Short problem ▸ Could you print every record below exactly as it appears?

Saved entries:
★ ★ ★ ★ ★
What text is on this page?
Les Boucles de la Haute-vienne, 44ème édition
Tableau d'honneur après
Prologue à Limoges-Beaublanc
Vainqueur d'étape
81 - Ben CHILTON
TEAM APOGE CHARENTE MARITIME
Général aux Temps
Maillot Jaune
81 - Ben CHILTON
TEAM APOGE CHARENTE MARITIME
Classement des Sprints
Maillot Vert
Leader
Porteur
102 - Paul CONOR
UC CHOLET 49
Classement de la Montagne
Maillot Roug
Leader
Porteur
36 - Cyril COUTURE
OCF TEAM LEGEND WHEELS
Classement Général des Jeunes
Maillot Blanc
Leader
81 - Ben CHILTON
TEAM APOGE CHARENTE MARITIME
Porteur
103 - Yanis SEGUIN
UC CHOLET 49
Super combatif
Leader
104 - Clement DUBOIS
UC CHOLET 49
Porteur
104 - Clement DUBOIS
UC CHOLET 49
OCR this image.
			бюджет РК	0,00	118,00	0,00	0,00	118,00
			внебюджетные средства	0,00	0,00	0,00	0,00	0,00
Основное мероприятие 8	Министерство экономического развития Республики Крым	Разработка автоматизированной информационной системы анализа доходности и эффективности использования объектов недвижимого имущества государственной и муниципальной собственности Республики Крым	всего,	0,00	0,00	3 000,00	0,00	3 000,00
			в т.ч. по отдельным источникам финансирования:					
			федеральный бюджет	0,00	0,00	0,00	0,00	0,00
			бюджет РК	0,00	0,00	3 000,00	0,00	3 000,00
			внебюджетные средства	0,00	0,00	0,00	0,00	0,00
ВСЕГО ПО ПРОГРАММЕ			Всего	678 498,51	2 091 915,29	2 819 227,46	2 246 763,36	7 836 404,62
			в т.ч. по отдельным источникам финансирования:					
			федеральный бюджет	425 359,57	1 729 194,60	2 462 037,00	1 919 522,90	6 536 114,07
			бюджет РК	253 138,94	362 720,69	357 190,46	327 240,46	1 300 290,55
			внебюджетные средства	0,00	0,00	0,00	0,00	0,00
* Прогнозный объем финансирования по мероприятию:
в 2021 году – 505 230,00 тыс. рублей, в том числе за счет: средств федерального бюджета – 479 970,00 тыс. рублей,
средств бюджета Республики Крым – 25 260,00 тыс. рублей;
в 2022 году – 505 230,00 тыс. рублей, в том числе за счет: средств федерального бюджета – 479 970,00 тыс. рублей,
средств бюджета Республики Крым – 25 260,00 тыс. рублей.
★ ★ ★ ★ ★
Task solution ▸
What text is on this page?
Les Boucles de la Haute-vienne, 44ème édition
Tableau d'honneur après
Prologue à Limoges-Beaublanc
Vainqueur d'étape
81 - Ben CHILTON
TEAM APOGE CHARENTE MARITIME
Général aux Temps
Maillot Jaune
81 - Ben CHILTON
TEAM APOGE CHARENTE MARITIME
Classement des Sprints
Maillot Vert
Leader
Porteur
102 - Paul CONOR
UC CHOLET 49
Classement de la Montagne
Maillot Roug
Leader
Porteur
36 - Cyril COUTURE
OCF TEAM LEGEND WHEELS
Classement Général des Jeunes
Maillot Blanc
Leader
81 - Ben CHILTON
TEAM APOGE CHARENTE MARITIME
Porteur
103 - Yanis SEGUIN
UC CHOLET 49
Super combatif
Leader
104 - Clement DUBOIS
UC CHOLET 49
Porteur
104 - Clement DUBOIS
UC CHOLET 49
OCR this image.
			бюджет РК	0,00	118,00	0,00	0,00	118,00
			внебюджетные средства	0,00	0,00	0,00	0,00	0,00
Основное мероприятие 8	Министерство экономического развития Республики Крым	Разработка автоматизированной информационной системы анализа доходности и эффективности использования объектов недвижимого имущества государственной и муниципальной собственности Республики Крым	всего,	0,00	0,00	3 000,00	0,00	3 000,00
			в т.ч. по отдельным источникам финансирования:					
			федеральный бюджет	0,00	0,00	0,00	0,00	0,00
			бюджет РК	0,00	0,00	3 000,00	0,00	3 000,00
			внебюджетные средства	0,00	0,00	0,00	0,00	0,00
ВСЕГО ПО ПРОГРАММЕ			Всего	678 498,51	2 091 915,29	2 819 227,46	2 246 763,36	7 836 404,62
			в т.ч. по отдельным источникам финансирования:					
			федеральный бюджет	425 359,57	1 729 194,60	2 462 037,00	1 919 522,90	6 536 114,07
			бюджет РК	253 138,94	362 720,69	357 190,46	327 240,46	1 300 290,55
			внебюджетные средства	0,00	0,00	0,00	0,00	0,00
* Прогнозный объем финансирования по мероприятию:
в 2021 году – 505 230,00 тыс. рублей, в том числе за счет: средств федерального бюджета – 479 970,00 тыс. рублей,
средств бюджета Республики Крым – 25 260,00 тыс. рублей;
в 2022 году – 505 230,00 тыс. рублей, в том числе за счет: средств федерального бюджета – 479 970,00 тыс. рублей,
средств бюджета Республики Крым – 25 260,00 тыс. рублей.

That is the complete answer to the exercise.